▶ OBJECTIVE: Using the records provided below, locate and copy each line that contains the word "даних".

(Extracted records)
-- START --
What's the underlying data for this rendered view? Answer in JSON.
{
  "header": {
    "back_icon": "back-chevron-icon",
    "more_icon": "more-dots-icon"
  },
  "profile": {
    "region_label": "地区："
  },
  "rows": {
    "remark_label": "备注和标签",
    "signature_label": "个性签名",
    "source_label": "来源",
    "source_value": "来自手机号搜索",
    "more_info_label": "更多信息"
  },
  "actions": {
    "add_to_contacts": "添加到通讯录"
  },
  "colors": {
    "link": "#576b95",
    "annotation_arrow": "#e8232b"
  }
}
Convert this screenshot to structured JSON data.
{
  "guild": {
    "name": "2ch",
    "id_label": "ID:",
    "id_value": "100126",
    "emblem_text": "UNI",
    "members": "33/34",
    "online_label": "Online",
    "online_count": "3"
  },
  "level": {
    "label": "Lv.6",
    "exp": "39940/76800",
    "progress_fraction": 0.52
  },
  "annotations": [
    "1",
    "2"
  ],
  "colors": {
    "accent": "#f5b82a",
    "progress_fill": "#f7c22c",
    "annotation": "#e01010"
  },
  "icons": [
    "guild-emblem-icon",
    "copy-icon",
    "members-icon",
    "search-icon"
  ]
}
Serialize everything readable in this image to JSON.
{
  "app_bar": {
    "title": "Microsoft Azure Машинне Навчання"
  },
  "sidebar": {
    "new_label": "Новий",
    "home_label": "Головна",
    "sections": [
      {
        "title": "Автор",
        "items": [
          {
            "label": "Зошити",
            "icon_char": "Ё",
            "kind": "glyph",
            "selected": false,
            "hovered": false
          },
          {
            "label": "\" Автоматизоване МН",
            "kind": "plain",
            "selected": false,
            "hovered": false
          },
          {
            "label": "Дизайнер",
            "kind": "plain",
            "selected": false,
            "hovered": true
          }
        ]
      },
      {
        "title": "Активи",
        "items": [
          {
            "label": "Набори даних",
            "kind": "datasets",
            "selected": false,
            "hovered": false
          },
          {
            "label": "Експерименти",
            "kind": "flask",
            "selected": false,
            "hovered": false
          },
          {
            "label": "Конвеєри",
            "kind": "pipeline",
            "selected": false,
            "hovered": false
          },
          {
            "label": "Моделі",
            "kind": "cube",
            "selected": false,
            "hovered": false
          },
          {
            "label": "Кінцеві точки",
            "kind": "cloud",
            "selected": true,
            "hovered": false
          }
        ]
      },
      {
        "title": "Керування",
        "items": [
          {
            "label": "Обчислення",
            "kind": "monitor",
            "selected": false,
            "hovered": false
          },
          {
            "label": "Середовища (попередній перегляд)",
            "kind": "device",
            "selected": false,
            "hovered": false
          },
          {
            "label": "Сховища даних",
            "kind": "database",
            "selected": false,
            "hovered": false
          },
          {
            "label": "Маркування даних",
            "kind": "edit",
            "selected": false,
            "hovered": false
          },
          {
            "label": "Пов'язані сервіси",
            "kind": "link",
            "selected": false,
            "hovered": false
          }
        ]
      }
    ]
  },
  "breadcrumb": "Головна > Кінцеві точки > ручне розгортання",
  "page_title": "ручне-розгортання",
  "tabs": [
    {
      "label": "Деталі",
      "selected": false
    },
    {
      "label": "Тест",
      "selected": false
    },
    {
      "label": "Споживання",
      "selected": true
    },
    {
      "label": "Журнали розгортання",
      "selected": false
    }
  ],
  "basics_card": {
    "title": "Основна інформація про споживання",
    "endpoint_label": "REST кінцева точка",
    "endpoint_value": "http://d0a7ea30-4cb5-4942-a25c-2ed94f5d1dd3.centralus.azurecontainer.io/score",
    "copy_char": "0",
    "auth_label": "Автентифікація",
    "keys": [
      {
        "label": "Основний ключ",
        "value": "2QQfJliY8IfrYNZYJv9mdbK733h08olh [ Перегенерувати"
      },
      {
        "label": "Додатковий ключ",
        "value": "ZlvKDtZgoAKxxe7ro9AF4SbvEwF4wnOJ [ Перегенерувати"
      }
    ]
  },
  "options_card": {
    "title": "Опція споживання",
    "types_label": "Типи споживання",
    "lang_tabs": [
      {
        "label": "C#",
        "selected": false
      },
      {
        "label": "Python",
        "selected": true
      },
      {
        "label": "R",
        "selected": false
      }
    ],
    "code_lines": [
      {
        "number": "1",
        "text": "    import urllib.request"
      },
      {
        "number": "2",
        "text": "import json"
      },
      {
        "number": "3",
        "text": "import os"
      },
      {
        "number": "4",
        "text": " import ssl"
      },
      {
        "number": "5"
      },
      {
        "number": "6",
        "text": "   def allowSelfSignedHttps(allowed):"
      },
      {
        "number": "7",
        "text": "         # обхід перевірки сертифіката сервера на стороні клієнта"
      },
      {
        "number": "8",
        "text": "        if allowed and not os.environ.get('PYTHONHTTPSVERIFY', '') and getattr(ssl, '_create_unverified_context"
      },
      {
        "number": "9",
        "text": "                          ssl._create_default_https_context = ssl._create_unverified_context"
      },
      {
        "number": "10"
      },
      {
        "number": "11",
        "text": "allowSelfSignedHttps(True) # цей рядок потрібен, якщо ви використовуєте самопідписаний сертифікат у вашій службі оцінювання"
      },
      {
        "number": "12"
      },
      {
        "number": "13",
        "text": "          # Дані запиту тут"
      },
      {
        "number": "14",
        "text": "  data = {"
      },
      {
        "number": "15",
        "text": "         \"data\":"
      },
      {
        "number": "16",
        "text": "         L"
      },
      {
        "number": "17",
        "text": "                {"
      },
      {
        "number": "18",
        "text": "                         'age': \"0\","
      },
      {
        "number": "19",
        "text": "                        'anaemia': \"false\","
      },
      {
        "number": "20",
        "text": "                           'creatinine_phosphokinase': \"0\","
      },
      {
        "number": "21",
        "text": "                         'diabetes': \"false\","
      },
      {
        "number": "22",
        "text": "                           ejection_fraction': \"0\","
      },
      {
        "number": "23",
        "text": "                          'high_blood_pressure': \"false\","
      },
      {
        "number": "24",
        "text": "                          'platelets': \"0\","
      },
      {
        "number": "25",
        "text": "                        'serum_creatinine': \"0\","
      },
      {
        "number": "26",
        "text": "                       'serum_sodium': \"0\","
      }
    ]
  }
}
-- END --
▶ WORKED SOLUTION:
            "label": "Набори даних",
            "label": "Сховища даних",
            "label": "Маркування даних",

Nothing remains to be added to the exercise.